» **Data entries for graphics**:
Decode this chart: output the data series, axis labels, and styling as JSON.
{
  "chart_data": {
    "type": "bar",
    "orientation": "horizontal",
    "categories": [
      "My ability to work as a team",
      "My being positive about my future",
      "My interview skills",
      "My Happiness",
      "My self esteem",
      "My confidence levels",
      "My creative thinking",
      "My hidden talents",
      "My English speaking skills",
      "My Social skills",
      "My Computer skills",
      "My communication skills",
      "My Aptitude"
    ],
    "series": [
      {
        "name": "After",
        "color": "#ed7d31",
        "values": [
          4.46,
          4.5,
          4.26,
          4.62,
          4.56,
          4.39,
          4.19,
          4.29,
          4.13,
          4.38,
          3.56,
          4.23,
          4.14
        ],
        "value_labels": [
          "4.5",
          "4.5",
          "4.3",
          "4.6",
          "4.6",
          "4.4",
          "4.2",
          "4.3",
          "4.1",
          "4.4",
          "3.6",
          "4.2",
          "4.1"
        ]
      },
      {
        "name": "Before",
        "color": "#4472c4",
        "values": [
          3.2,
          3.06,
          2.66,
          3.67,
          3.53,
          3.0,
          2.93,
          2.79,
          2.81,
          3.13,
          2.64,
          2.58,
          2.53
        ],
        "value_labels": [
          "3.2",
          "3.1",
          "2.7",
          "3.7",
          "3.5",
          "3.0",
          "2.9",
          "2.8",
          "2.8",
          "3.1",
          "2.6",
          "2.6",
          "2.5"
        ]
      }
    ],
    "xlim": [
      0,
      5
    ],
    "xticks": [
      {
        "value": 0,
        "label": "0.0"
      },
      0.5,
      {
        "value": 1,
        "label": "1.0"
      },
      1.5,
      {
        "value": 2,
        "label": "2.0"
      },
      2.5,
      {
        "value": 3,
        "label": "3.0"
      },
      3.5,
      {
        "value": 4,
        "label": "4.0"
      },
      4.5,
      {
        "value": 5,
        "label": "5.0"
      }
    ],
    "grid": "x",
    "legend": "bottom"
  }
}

» **Written exercise**:
Repeat every entry word for word.

» **Exercise answer**:
Decode this chart: output the data series, axis labels, and styling as JSON.
{
  "chart_data": {
    "type": "bar",
    "orientation": "horizontal",
    "categories": [
      "My ability to work as a team",
      "My being positive about my future",
      "My interview skills",
      "My Happiness",
      "My self esteem",
      "My confidence levels",
      "My creative thinking",
      "My hidden talents",
      "My English speaking skills",
      "My Social skills",
      "My Computer skills",
      "My communication skills",
      "My Aptitude"
    ],
    "series": [
      {
        "name": "After",
        "color": "#ed7d31",
        "values": [
          4.46,
          4.5,
          4.26,
          4.62,
          4.56,
          4.39,
          4.19,
          4.29,
          4.13,
          4.38,
          3.56,
          4.23,
          4.14
        ],
        "value_labels": [
          "4.5",
          "4.5",
          "4.3",
          "4.6",
          "4.6",
          "4.4",
          "4.2",
          "4.3",
          "4.1",
          "4.4",
          "3.6",
          "4.2",
          "4.1"
        ]
      },
      {
        "name": "Before",
        "color": "#4472c4",
        "values": [
          3.2,
          3.06,
          2.66,
          3.67,
          3.53,
          3.0,
          2.93,
          2.79,
          2.81,
          3.13,
          2.64,
          2.58,
          2.53
        ],
        "value_labels": [
          "3.2",
          "3.1",
          "2.7",
          "3.7",
          "3.5",
          "3.0",
          "2.9",
          "2.8",
          "2.8",
          "3.1",
          "2.6",
          "2.6",
          "2.5"
        ]
      }
    ],
    "xlim": [
      0,
      5
    ],
    "xticks": [
      {
        "value": 0,
        "label": "0.0"
      },
      0.5,
      {
        "value": 1,
        "label": "1.0"
      },
      1.5,
      {
        "value": 2,
        "label": "2.0"
      },
      2.5,
      {
        "value": 3,
        "label": "3.0"
      },
      3.5,
      {
        "value": 4,
        "label": "4.0"
      },
      4.5,
      {
        "value": 5,
        "label": "5.0"
      }
    ],
    "grid": "x",
    "legend": "bottom"
  }
}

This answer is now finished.